** Start DATA EXCERPTS **

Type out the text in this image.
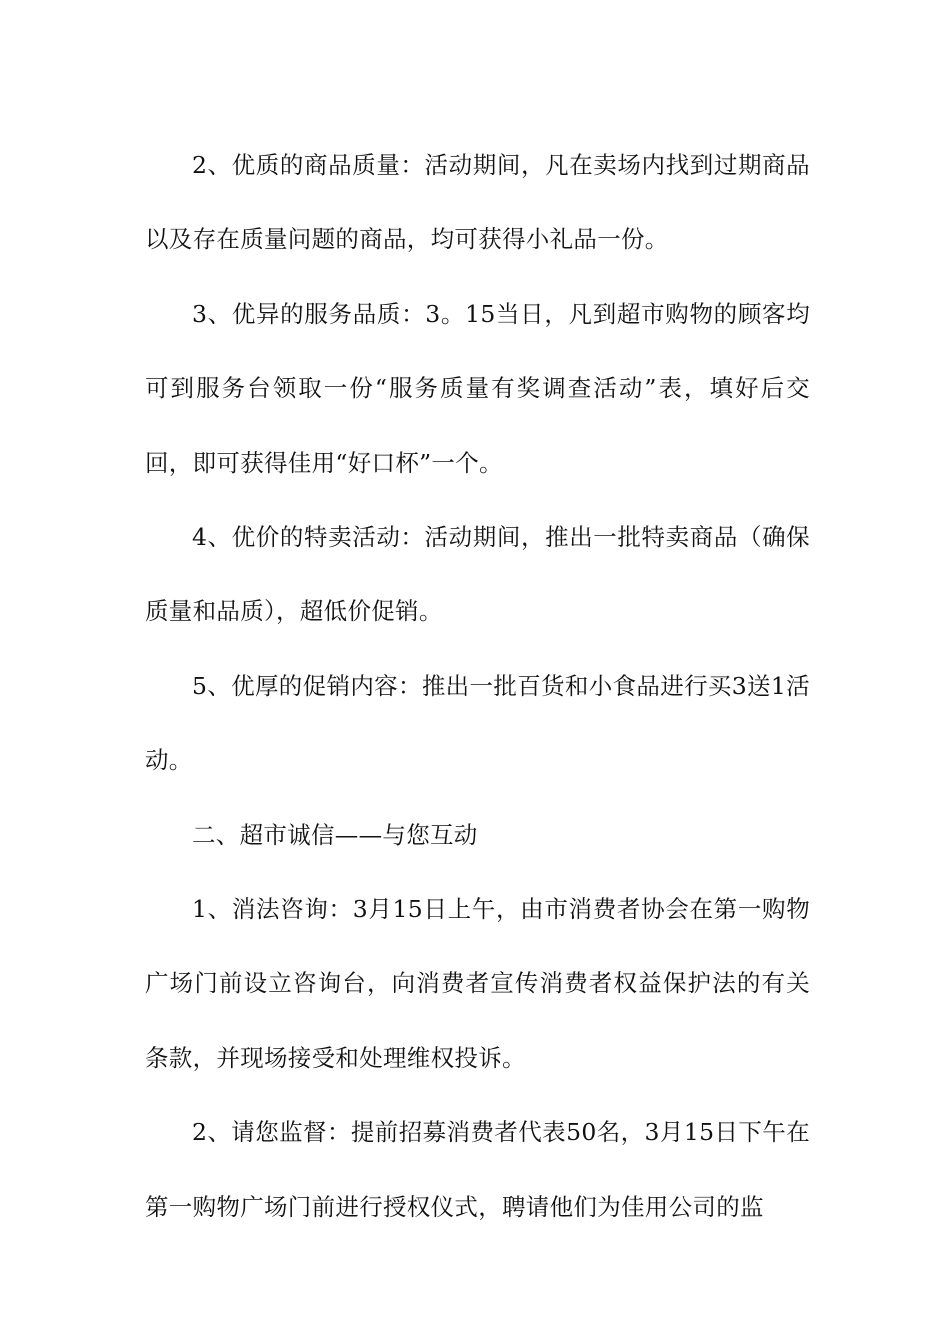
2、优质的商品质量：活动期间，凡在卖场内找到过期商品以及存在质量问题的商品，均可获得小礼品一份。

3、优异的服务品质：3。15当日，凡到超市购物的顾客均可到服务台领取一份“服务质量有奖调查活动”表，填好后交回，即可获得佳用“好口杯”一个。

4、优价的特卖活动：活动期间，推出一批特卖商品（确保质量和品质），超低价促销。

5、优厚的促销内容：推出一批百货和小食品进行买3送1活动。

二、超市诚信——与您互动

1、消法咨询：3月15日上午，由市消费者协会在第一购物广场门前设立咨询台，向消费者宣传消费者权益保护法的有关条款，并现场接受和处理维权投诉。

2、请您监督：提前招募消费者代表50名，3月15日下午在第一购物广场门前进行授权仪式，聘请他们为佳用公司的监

** End DATA EXCERPTS **

_INSTRUCTION_. Collect the lines that hold "活动期间".

_RESULT BELOW_.
2、优质的商品质量：活动期间，凡在卖场内找到过期商品以及存在质量问题的商品，均可获得小礼品一份。
4、优价的特卖活动：活动期间，推出一批特卖商品（确保质量和品质），超低价促销。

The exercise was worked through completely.